[Records from a data collection]
- - -

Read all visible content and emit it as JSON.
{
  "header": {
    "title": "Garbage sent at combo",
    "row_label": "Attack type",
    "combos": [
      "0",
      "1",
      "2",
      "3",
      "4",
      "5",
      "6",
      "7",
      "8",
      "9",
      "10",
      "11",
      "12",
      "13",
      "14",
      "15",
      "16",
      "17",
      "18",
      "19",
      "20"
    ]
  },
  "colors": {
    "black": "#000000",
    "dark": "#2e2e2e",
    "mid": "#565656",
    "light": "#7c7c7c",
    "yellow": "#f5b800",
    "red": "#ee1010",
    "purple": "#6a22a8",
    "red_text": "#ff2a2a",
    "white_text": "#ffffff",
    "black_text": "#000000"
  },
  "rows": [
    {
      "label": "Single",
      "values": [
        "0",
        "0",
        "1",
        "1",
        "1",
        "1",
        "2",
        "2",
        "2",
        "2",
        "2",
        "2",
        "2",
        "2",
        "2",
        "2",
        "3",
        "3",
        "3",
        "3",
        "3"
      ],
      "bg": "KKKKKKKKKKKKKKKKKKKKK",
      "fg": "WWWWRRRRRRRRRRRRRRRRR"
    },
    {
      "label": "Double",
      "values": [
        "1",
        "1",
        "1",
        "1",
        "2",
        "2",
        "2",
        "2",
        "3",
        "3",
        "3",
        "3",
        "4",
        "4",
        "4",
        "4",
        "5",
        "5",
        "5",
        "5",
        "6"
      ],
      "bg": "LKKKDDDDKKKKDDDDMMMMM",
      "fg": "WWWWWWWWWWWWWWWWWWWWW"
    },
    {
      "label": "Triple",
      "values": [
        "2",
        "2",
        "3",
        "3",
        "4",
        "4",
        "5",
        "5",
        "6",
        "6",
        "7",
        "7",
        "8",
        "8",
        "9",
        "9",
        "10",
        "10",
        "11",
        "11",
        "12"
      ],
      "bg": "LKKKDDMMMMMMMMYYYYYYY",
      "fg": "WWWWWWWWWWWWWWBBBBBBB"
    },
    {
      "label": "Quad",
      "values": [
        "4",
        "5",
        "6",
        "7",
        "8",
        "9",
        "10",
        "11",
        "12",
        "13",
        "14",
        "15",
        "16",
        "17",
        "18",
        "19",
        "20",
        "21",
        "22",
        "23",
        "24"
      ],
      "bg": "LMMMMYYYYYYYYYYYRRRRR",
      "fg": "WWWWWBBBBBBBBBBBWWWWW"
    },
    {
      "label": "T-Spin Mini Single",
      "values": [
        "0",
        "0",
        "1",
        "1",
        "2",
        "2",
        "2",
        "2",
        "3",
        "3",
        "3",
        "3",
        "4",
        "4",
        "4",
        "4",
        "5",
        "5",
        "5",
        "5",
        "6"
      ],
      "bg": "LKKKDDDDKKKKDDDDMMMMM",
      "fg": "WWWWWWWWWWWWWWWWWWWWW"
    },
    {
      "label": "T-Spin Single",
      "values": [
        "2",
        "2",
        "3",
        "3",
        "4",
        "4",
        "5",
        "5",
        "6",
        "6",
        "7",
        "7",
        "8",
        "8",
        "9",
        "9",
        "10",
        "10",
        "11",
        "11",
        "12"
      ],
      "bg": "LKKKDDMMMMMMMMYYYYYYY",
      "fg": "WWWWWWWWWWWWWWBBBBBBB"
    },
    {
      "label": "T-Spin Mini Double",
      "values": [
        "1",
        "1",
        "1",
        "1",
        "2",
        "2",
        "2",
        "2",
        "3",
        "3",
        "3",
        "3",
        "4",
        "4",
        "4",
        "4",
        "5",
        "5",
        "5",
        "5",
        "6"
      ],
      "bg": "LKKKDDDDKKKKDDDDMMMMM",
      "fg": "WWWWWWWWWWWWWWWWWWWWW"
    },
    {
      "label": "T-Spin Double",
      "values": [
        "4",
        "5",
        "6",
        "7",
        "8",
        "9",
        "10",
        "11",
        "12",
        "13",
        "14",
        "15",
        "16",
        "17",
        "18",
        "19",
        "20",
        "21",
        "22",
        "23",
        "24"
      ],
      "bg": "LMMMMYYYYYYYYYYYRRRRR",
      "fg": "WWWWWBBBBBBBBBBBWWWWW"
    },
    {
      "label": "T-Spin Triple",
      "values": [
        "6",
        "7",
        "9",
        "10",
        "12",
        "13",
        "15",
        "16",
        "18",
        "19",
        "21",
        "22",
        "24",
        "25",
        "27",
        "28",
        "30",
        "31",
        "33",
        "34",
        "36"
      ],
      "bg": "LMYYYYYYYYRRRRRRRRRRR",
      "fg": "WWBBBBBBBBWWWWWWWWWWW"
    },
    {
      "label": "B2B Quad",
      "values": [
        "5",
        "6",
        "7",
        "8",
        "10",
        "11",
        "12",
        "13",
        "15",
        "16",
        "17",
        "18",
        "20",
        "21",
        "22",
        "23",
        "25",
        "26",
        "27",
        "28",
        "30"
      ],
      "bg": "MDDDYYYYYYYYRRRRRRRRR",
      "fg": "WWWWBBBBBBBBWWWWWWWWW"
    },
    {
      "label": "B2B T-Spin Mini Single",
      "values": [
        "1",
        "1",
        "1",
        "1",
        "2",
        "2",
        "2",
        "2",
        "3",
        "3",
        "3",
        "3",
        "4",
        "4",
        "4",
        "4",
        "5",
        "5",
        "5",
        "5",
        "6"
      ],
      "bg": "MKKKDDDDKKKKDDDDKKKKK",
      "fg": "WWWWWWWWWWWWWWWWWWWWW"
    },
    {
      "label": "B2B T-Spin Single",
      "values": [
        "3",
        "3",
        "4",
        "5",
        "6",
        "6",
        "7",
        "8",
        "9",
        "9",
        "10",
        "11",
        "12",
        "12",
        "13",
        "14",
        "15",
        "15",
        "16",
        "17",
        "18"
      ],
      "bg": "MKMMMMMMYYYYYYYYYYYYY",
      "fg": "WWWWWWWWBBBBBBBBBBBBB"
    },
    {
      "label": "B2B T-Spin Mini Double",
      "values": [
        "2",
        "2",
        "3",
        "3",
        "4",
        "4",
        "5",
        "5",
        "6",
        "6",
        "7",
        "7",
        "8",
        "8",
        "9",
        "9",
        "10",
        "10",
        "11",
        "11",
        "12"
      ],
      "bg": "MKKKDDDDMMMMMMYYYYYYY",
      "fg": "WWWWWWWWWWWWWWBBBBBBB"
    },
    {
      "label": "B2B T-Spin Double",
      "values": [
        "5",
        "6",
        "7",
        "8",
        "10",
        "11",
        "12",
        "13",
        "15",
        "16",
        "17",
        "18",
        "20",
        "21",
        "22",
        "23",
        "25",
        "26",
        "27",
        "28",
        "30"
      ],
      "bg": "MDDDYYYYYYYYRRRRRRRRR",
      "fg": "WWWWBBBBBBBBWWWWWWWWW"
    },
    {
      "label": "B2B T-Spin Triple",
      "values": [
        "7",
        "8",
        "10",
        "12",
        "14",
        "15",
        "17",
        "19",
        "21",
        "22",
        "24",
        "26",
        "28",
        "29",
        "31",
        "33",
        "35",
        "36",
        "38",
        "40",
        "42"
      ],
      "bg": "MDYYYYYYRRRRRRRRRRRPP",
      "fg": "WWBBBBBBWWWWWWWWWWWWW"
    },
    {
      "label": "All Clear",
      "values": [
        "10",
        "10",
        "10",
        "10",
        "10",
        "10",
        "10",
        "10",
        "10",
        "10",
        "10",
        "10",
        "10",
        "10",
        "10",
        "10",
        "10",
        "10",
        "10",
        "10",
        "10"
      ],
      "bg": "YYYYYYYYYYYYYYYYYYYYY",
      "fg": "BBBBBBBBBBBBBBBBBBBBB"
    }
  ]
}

- - -

Description of the task:
Of all the lines above, how many contain "Mini"? Give the number and nothing more.

Solved exercise:
4